TASK DETAILS:
Rewrite the records below, replacing "star-ornament-icon" with "decorative-star" wherever it occurs and keeping everything else the same.

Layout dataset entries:
— Begin —

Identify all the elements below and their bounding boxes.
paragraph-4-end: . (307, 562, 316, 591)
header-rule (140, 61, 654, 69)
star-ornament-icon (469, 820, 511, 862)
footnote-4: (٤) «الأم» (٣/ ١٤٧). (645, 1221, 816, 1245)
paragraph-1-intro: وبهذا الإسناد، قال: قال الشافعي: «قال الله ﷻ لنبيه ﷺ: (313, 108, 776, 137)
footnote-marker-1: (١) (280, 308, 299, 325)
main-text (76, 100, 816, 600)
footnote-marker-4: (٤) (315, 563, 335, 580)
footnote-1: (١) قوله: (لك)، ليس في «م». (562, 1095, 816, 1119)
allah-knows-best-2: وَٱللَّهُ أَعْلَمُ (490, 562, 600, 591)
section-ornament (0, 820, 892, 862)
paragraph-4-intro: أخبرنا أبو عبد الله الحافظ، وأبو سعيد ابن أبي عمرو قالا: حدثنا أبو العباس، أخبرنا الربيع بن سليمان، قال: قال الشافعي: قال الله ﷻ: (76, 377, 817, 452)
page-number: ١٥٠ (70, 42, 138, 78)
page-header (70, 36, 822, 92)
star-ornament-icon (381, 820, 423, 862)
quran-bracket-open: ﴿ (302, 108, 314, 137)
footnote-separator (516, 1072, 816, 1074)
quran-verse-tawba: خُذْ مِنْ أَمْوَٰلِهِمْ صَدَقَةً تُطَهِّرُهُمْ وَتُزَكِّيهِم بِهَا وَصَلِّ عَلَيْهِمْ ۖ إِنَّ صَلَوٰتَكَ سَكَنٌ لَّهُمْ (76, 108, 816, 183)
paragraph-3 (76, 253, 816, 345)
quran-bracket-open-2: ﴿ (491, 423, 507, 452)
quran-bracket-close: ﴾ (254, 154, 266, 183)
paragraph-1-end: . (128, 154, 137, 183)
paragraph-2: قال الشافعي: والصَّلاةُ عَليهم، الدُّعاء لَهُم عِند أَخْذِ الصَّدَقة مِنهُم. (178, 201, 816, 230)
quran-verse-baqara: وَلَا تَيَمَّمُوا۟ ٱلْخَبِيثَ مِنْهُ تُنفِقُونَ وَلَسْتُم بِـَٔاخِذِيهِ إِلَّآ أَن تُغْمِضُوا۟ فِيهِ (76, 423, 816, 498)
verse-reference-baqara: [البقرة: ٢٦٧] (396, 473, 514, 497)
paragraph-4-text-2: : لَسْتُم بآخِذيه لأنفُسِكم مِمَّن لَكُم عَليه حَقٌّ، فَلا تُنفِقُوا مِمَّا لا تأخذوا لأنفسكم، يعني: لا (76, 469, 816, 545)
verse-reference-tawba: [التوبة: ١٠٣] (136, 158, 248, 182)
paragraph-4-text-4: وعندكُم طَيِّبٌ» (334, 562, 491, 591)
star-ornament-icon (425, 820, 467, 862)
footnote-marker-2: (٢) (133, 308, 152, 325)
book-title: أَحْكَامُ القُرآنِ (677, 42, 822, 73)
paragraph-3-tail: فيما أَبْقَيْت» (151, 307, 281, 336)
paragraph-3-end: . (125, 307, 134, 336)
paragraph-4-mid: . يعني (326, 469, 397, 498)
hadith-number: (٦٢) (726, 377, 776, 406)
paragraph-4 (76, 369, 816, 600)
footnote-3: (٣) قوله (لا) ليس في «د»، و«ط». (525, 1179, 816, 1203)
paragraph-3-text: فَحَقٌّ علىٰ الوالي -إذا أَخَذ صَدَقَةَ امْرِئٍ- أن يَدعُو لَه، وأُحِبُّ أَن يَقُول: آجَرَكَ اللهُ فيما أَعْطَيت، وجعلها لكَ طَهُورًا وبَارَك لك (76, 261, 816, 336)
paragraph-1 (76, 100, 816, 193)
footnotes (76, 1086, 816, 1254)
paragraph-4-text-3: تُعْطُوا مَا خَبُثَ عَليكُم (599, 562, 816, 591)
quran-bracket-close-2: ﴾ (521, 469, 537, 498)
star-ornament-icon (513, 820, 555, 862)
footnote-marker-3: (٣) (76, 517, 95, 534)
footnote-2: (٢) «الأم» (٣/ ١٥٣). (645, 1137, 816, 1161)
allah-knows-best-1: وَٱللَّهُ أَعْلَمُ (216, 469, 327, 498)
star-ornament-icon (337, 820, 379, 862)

— End —

OUTPUT:
Identify all the elements below and their bounding boxes.
paragraph-4-end: . (307, 562, 316, 591)
header-rule (140, 61, 654, 69)
decorative-star (469, 820, 511, 862)
footnote-4: (٤) «الأم» (٣/ ١٤٧). (645, 1221, 816, 1245)
paragraph-1-intro: وبهذا الإسناد، قال: قال الشافعي: «قال الله ﷻ لنبيه ﷺ: (313, 108, 776, 137)
footnote-marker-1: (١) (280, 308, 299, 325)
main-text (76, 100, 816, 600)
footnote-marker-4: (٤) (315, 563, 335, 580)
footnote-1: (١) قوله: (لك)، ليس في «م». (562, 1095, 816, 1119)
allah-knows-best-2: وَٱللَّهُ أَعْلَمُ (490, 562, 600, 591)
section-ornament (0, 820, 892, 862)
paragraph-4-intro: أخبرنا أبو عبد الله الحافظ، وأبو سعيد ابن أبي عمرو قالا: حدثنا أبو العباس، أخبرنا الربيع بن سليمان، قال: قال الشافعي: قال الله ﷻ: (76, 377, 817, 452)
page-number: ١٥٠ (70, 42, 138, 78)
page-header (70, 36, 822, 92)
decorative-star (381, 820, 423, 862)
quran-bracket-open: ﴿ (302, 108, 314, 137)
footnote-separator (516, 1072, 816, 1074)
quran-verse-tawba: خُذْ مِنْ أَمْوَٰلِهِمْ صَدَقَةً تُطَهِّرُهُمْ وَتُزَكِّيهِم بِهَا وَصَلِّ عَلَيْهِمْ ۖ إِنَّ صَلَوٰتَكَ سَكَنٌ لَّهُمْ (76, 108, 816, 183)
paragraph-3 (76, 253, 816, 345)
quran-bracket-open-2: ﴿ (491, 423, 507, 452)
quran-bracket-close: ﴾ (254, 154, 266, 183)
paragraph-1-end: . (128, 154, 137, 183)
paragraph-2: قال الشافعي: والصَّلاةُ عَليهم، الدُّعاء لَهُم عِند أَخْذِ الصَّدَقة مِنهُم. (178, 201, 816, 230)
quran-verse-baqara: وَلَا تَيَمَّمُوا۟ ٱلْخَبِيثَ مِنْهُ تُنفِقُونَ وَلَسْتُم بِـَٔاخِذِيهِ إِلَّآ أَن تُغْمِضُوا۟ فِيهِ (76, 423, 816, 498)
verse-reference-baqara: [البقرة: ٢٦٧] (396, 473, 514, 497)
paragraph-4-text-2: : لَسْتُم بآخِذيه لأنفُسِكم مِمَّن لَكُم عَليه حَقٌّ، فَلا تُنفِقُوا مِمَّا لا تأخذوا لأنفسكم، يعني: لا (76, 469, 816, 545)
verse-reference-tawba: [التوبة: ١٠٣] (136, 158, 248, 182)
paragraph-4-text-4: وعندكُم طَيِّبٌ» (334, 562, 491, 591)
decorative-star (425, 820, 467, 862)
footnote-marker-2: (٢) (133, 308, 152, 325)
book-title: أَحْكَامُ القُرآنِ (677, 42, 822, 73)
paragraph-3-tail: فيما أَبْقَيْت» (151, 307, 281, 336)
paragraph-3-end: . (125, 307, 134, 336)
paragraph-4-mid: . يعني (326, 469, 397, 498)
hadith-number: (٦٢) (726, 377, 776, 406)
paragraph-4 (76, 369, 816, 600)
footnote-3: (٣) قوله (لا) ليس في «د»، و«ط». (525, 1179, 816, 1203)
paragraph-3-text: فَحَقٌّ علىٰ الوالي -إذا أَخَذ صَدَقَةَ امْرِئٍ- أن يَدعُو لَه، وأُحِبُّ أَن يَقُول: آجَرَكَ اللهُ فيما أَعْطَيت، وجعلها لكَ طَهُورًا وبَارَك لك (76, 261, 816, 336)
paragraph-1 (76, 100, 816, 193)
footnotes (76, 1086, 816, 1254)
paragraph-4-text-3: تُعْطُوا مَا خَبُثَ عَليكُم (599, 562, 816, 591)
quran-bracket-close-2: ﴾ (521, 469, 537, 498)
decorative-star (513, 820, 555, 862)
footnote-marker-3: (٣) (76, 517, 95, 534)
footnote-2: (٢) «الأم» (٣/ ١٥٣). (645, 1137, 816, 1161)
allah-knows-best-1: وَٱللَّهُ أَعْلَمُ (216, 469, 327, 498)
decorative-star (337, 820, 379, 862)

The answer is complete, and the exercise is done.